# [Stated exercise]
Count, in the entries below, the lines in which "Zcash" occurs. Give the number, nothing more.

(Figure content listings)
— START —

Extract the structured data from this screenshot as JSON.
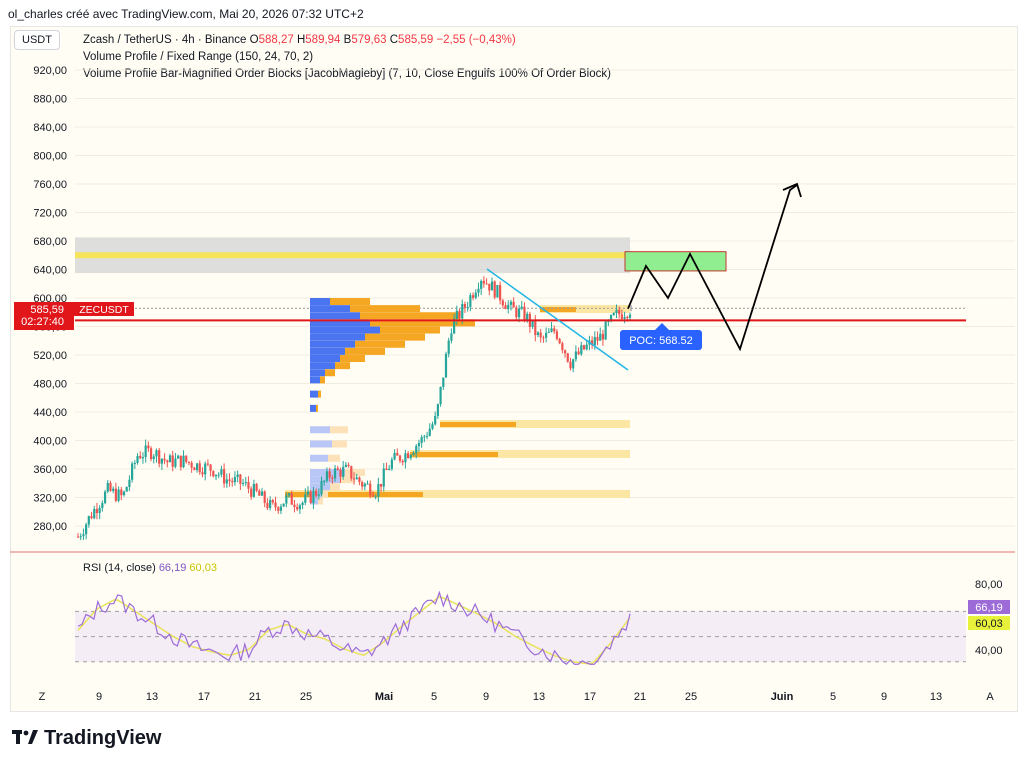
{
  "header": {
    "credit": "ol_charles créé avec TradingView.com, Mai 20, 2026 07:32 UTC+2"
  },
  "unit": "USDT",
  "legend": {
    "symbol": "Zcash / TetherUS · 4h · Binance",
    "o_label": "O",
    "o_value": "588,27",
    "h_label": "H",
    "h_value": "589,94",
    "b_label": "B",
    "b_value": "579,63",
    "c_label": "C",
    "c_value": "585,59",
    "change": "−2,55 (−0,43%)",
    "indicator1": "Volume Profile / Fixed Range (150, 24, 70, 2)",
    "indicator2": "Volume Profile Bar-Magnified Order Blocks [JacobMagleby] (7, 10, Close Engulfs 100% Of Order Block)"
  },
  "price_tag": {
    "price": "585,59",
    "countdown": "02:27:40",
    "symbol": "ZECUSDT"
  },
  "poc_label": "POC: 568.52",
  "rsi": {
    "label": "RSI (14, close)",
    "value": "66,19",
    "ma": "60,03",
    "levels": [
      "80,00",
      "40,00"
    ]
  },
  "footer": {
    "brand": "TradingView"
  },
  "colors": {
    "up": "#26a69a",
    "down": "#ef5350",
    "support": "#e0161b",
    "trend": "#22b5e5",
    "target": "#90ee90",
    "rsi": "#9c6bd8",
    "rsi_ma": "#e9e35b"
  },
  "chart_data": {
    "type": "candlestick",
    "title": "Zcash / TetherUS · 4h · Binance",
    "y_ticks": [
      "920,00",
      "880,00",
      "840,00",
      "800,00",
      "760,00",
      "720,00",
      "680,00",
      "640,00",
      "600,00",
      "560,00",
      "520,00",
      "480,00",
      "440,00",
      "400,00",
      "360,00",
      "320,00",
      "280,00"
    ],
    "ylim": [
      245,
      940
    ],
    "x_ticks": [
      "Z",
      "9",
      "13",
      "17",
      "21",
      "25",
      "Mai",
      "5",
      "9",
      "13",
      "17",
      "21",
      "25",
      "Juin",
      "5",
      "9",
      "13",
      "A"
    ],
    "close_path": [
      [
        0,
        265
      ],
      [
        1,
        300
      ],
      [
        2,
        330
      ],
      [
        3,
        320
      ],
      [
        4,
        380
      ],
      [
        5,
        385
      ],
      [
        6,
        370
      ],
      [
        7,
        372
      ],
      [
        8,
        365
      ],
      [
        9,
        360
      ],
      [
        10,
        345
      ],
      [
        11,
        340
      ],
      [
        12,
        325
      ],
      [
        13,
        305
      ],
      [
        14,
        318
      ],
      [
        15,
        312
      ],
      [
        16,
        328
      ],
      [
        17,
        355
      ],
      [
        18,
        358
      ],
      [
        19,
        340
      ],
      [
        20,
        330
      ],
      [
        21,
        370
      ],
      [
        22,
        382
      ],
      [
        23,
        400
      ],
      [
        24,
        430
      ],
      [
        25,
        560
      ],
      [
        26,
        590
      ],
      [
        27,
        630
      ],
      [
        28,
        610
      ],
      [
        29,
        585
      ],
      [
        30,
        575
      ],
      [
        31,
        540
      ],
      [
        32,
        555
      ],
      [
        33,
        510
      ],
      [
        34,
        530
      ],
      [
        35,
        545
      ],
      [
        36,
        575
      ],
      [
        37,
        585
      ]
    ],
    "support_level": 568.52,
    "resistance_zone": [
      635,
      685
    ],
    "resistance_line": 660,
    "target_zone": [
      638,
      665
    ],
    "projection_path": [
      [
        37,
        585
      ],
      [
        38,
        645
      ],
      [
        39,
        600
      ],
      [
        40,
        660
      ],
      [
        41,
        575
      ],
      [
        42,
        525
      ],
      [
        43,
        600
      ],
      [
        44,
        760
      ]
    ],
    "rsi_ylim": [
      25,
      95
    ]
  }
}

— END —
— START —

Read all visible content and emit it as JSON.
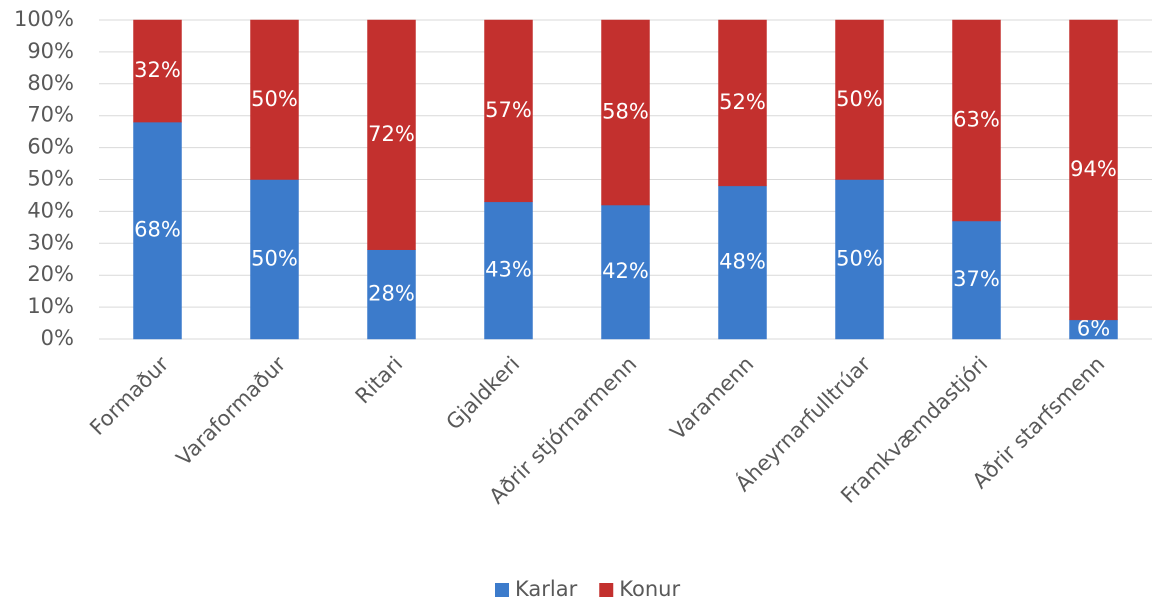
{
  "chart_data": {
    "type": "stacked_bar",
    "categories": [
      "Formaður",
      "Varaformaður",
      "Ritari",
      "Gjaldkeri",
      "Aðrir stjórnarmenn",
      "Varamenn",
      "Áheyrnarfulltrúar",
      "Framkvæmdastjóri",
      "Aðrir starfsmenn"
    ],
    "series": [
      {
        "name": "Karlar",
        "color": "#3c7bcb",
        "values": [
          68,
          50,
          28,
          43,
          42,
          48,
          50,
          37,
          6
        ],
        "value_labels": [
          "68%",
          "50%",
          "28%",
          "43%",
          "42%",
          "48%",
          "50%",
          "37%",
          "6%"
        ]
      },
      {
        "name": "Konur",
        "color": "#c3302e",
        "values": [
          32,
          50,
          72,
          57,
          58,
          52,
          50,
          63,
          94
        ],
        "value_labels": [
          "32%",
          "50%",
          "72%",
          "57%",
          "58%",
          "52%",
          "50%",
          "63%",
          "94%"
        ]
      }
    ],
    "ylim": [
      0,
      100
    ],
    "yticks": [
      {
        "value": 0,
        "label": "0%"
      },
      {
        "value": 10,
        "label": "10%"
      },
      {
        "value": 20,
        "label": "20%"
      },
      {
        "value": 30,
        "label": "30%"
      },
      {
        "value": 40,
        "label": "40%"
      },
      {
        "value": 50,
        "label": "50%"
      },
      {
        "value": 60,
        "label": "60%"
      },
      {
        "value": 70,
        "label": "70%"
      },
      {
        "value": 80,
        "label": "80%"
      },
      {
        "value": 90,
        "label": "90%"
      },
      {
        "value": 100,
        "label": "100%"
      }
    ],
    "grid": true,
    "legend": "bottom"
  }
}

— END —

# [Task result]
2